[BEGIN PROVIDED RECORDS]

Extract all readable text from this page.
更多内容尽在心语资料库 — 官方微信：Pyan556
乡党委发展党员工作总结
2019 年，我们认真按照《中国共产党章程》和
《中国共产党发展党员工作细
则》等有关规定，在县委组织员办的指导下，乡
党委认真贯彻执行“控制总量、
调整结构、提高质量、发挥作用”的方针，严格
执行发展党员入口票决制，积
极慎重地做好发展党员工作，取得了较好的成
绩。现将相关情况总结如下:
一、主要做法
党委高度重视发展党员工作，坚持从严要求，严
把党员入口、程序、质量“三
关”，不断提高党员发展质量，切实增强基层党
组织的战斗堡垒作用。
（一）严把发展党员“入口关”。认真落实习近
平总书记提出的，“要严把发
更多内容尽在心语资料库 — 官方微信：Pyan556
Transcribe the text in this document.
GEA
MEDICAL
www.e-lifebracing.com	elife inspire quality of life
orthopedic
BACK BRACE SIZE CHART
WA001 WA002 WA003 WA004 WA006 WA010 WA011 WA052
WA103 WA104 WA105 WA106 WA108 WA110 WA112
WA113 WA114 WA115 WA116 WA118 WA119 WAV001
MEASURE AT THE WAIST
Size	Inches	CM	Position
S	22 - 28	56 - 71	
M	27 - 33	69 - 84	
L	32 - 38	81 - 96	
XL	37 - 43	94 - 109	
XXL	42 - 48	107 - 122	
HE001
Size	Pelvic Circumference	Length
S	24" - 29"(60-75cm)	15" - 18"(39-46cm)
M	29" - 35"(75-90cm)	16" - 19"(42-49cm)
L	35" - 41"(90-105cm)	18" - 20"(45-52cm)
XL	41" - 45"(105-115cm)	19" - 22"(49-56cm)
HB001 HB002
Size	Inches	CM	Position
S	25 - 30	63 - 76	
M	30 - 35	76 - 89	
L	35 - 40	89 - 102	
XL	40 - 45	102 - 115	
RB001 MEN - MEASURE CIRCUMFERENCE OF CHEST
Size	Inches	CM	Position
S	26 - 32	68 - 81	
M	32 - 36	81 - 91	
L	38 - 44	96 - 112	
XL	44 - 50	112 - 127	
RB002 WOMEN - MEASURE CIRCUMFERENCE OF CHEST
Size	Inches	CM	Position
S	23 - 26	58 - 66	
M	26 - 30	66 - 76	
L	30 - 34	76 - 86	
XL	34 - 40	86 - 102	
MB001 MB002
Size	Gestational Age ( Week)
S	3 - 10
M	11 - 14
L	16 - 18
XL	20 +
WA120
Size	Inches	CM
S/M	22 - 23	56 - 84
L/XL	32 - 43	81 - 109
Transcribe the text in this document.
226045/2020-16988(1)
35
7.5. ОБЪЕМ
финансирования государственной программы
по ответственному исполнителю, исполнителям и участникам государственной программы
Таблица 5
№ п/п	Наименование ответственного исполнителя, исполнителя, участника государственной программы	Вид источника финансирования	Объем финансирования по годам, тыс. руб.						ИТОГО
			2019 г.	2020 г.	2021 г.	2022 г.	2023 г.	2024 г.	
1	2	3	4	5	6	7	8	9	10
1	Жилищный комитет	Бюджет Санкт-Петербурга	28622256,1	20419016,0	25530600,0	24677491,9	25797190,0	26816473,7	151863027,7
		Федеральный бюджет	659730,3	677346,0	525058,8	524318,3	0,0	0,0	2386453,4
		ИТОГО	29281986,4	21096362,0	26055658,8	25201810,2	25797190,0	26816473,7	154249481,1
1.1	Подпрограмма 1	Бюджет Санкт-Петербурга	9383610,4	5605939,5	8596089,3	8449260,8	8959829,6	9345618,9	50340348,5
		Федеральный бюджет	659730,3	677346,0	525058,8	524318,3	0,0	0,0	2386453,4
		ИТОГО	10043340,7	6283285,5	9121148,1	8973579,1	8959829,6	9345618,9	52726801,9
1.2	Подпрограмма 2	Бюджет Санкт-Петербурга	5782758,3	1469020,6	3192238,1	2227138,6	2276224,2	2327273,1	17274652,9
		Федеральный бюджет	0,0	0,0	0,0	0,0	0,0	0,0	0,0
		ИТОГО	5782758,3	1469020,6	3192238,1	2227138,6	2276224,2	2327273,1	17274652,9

[END PROVIDED RECORDS]

Search the records for the word "Петербурга". Copy every line that has it.

1	Жилищный комитет	Бюджет Санкт-Петербурга	28622256,1	20419016,0	25530600,0	24677491,9	25797190,0	26816473,7	151863027,7
1.1	Подпрограмма 1	Бюджет Санкт-Петербурга	9383610,4	5605939,5	8596089,3	8449260,8	8959829,6	9345618,9	50340348,5
1.2	Подпрограмма 2	Бюджет Санкт-Петербурга	5782758,3	1469020,6	3192238,1	2227138,6	2276224,2	2327273,1	17274652,9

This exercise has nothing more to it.